What needs to be done:
Reproduce each line, exactly, from the one containing "OCR this image." through the end of the material. Exclude pictures.

Items listed in a dataset:
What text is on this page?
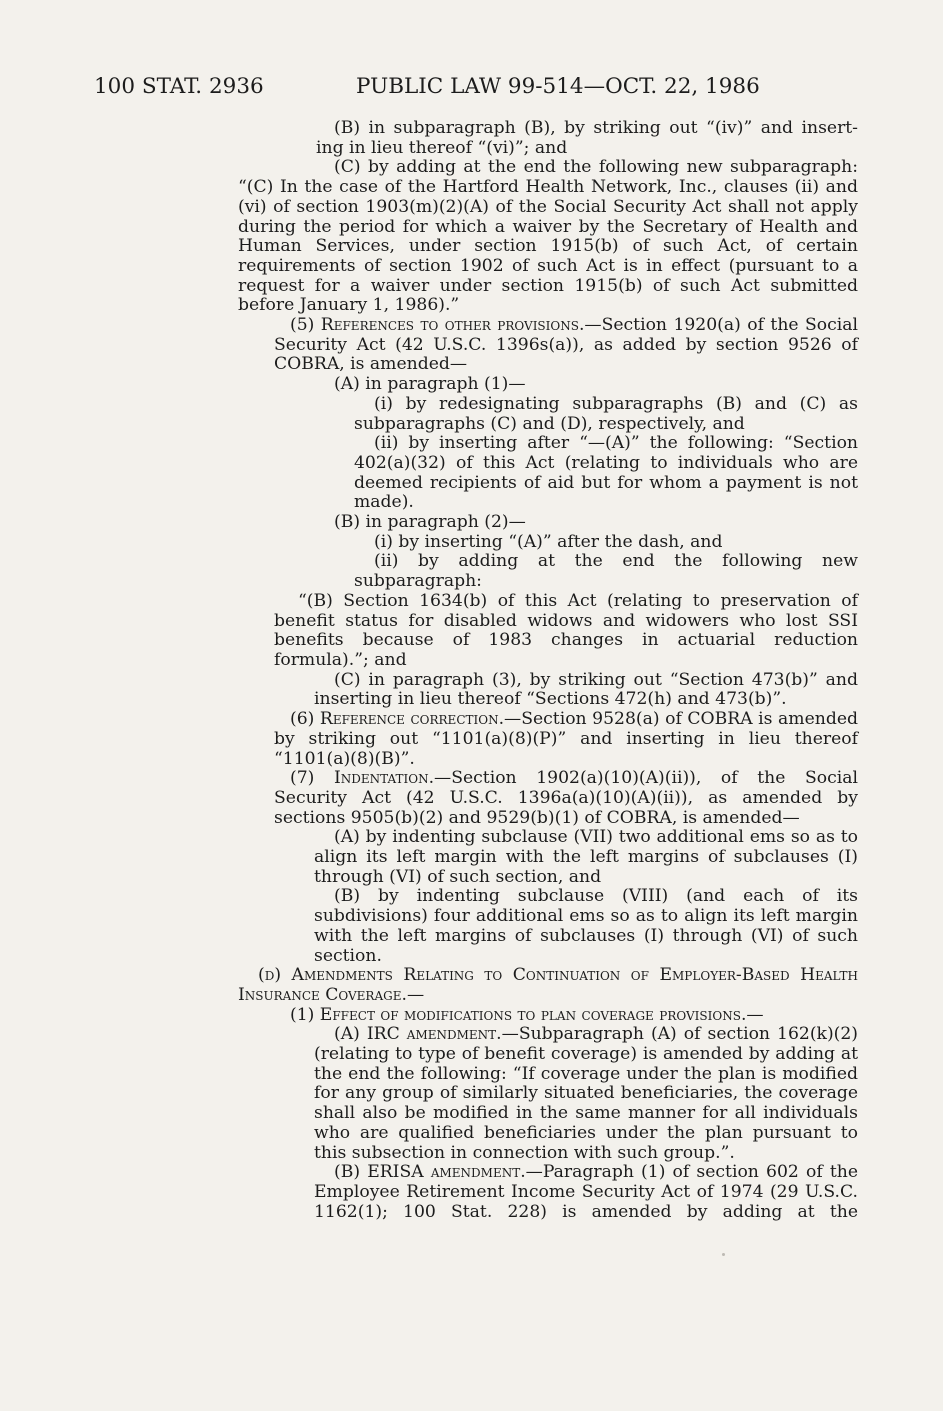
100 STAT. 2936	PUBLIC LAW 99-514—OCT. 22, 1986

(B) in subparagraph (B), by striking out “(iv)” and insert-

ing in lieu thereof “(vi)”; and

(C) by adding at the end the following new subparagraph:

“(C) In the case of the Hartford Health Network, Inc., clauses (ii) and (vi) of section 1903(m)(2)(A) of the Social Security Act shall not apply during the period for which a waiver by the Secretary of Health and Human Services, under section 1915(b) of such Act, of certain requirements of section 1902 of such Act is in effect (pursuant to a request for a waiver under section 1915(b) of such Act submitted before January 1, 1986).”

(5) References to other provisions.—Section 1920(a) of the Social Security Act (42 U.S.C. 1396s(a)), as added by section 9526 of COBRA, is amended—

(A) in paragraph (1)—

(i) by redesignating subparagraphs (B) and (C) as subparagraphs (C) and (D), respectively, and

(ii) by inserting after “—(A)” the following: “Section 402(a)(32) of this Act (relating to individuals who are deemed recipients of aid but for whom a payment is not made).

(B) in paragraph (2)—

(i) by inserting “(A)” after the dash, and

(ii) by adding at the end the following new subparagraph:

“(B) Section 1634(b) of this Act (relating to preservation of benefit status for disabled widows and widowers who lost SSI benefits because of 1983 changes in actuarial reduction formula).”; and

(C) in paragraph (3), by striking out “Section 473(b)” and inserting in lieu thereof “Sections 472(h) and 473(b)”.

(6) Reference correction.—Section 9528(a) of COBRA is amended by striking out “1101(a)(8)(P)” and inserting in lieu thereof “1101(a)(8)(B)”.

(7) Indentation.—Section 1902(a)(10)(A)(ii)), of the Social Security Act (42 U.S.C. 1396a(a)(10)(A)(ii)), as amended by sections 9505(b)(2) and 9529(b)(1) of COBRA, is amended—

(A) by indenting subclause (VII) two additional ems so as to align its left margin with the left margins of subclauses (I) through (VI) of such section, and

(B) by indenting subclause (VIII) (and each of its subdivisions) four additional ems so as to align its left margin with the left margins of subclauses (I) through (VI) of such section.

(d) Amendments Relating to Continuation of Employer-Based Health Insurance Coverage.—

(1) Effect of modifications to plan coverage provisions.—

(A) IRC amendment.—Subparagraph (A) of section 162(k)(2) (relating to type of benefit coverage) is amended by adding at the end the following: “If coverage under the plan is modified for any group of similarly situated beneficiaries, the coverage shall also be modified in the same manner for all individuals who are qualified beneficiaries under the plan pursuant to this subsection in connection with such group.”.

(B) ERISA amendment.—Paragraph (1) of section 602 of the Employee Retirement Income Security Act of 1974 (29 U.S.C. 1162(1); 100 Stat. 228) is amended by adding at the
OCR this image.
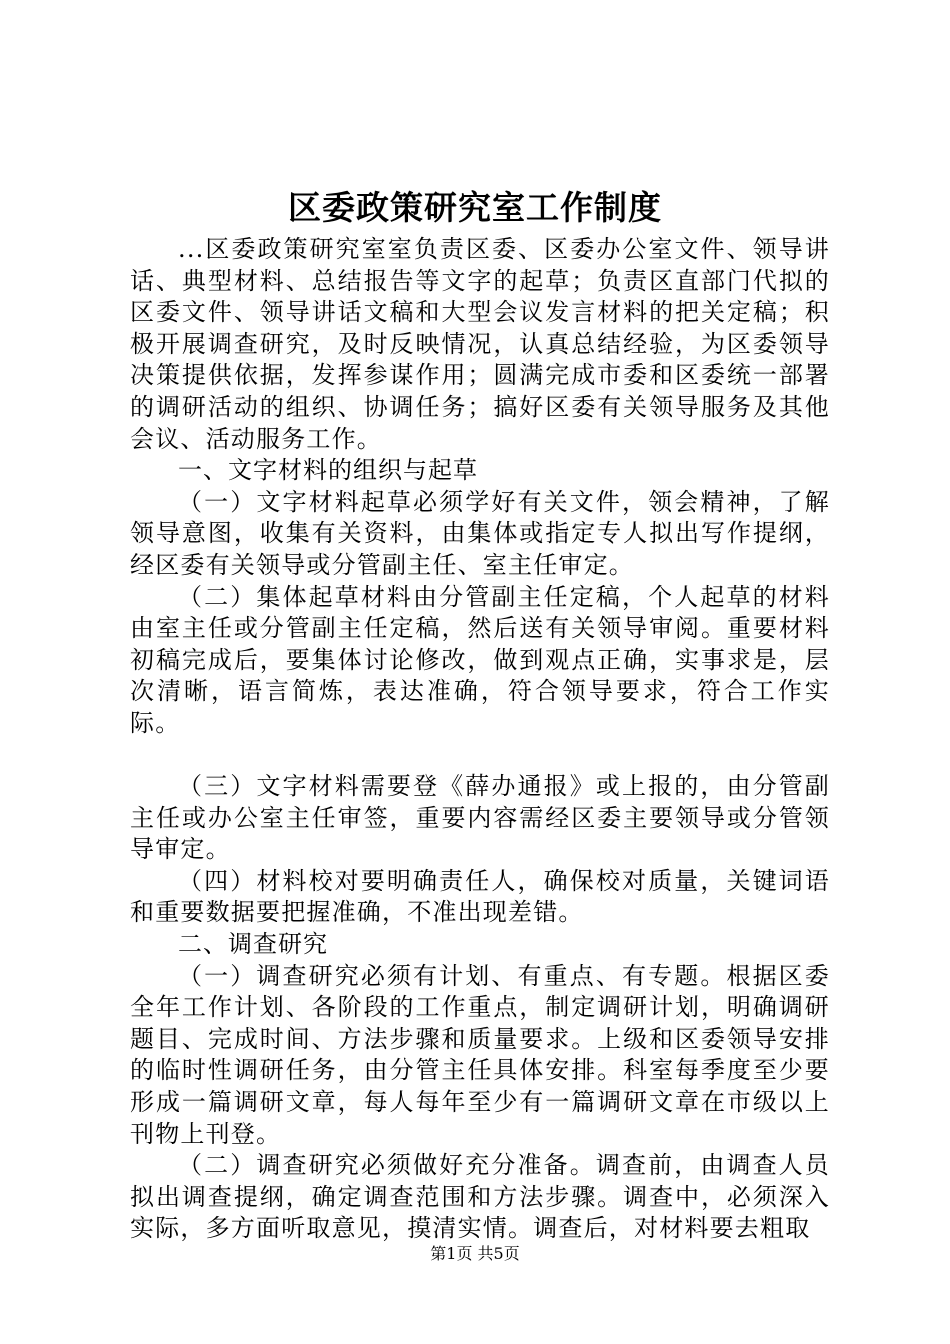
区委政策研究室工作制度

...区委政策研究室室负责区委、区委办公室文件、领导讲话、典型材料、总结报告等文字的起草；负责区直部门代拟的区委文件、领导讲话文稿和大型会议发言材料的把关定稿；积极开展调查研究，及时反映情况，认真总结经验，为区委领导决策提供依据，发挥参谋作用；圆满完成市委和区委统一部署的调研活动的组织、协调任务；搞好区委有关领导服务及其他会议、活动服务工作。

一、文字材料的组织与起草

（一）文字材料起草必须学好有关文件，领会精神，了解领导意图，收集有关资料，由集体或指定专人拟出写作提纲，经区委有关领导或分管副主任、室主任审定。

（二）集体起草材料由分管副主任定稿，个人起草的材料由室主任或分管副主任定稿，然后送有关领导审阅。重要材料初稿完成后，要集体讨论修改，做到观点正确，实事求是，层次清晰，语言简炼，表达准确，符合领导要求，符合工作实际。

（三）文字材料需要登《薛办通报》或上报的，由分管副主任或办公室主任审签，重要内容需经区委主要领导或分管领导审定。

（四）材料校对要明确责任人，确保校对质量，关键词语和重要数据要把握准确，不准出现差错。

二、调查研究

（一）调查研究必须有计划、有重点、有专题。根据区委全年工作计划、各阶段的工作重点，制定调研计划，明确调研题目、完成时间、方法步骤和质量要求。上级和区委领导安排的临时性调研任务，由分管主任具体安排。科室每季度至少要形成一篇调研文章，每人每年至少有一篇调研文章在市级以上刊物上刊登。

（二）调查研究必须做好充分准备。调查前，由调查人员拟出调查提纲，确定调查范围和方法步骤。调查中，必须深入实际，多方面听取意见，摸清实情。调查后，对材料要去粗取

第1页 共5页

Solution below:
OCR this image.
区委政策研究室工作制度

...区委政策研究室室负责区委、区委办公室文件、领导讲话、典型材料、总结报告等文字的起草；负责区直部门代拟的区委文件、领导讲话文稿和大型会议发言材料的把关定稿；积极开展调查研究，及时反映情况，认真总结经验，为区委领导决策提供依据，发挥参谋作用；圆满完成市委和区委统一部署的调研活动的组织、协调任务；搞好区委有关领导服务及其他会议、活动服务工作。

一、文字材料的组织与起草

（一）文字材料起草必须学好有关文件，领会精神，了解领导意图，收集有关资料，由集体或指定专人拟出写作提纲，经区委有关领导或分管副主任、室主任审定。

（二）集体起草材料由分管副主任定稿，个人起草的材料由室主任或分管副主任定稿，然后送有关领导审阅。重要材料初稿完成后，要集体讨论修改，做到观点正确，实事求是，层次清晰，语言简炼，表达准确，符合领导要求，符合工作实际。

（三）文字材料需要登《薛办通报》或上报的，由分管副主任或办公室主任审签，重要内容需经区委主要领导或分管领导审定。

（四）材料校对要明确责任人，确保校对质量，关键词语和重要数据要把握准确，不准出现差错。

二、调查研究

（一）调查研究必须有计划、有重点、有专题。根据区委全年工作计划、各阶段的工作重点，制定调研计划，明确调研题目、完成时间、方法步骤和质量要求。上级和区委领导安排的临时性调研任务，由分管主任具体安排。科室每季度至少要形成一篇调研文章，每人每年至少有一篇调研文章在市级以上刊物上刊登。

（二）调查研究必须做好充分准备。调查前，由调查人员拟出调查提纲，确定调查范围和方法步骤。调查中，必须深入实际，多方面听取意见，摸清实情。调查后，对材料要去粗取

第1页 共5页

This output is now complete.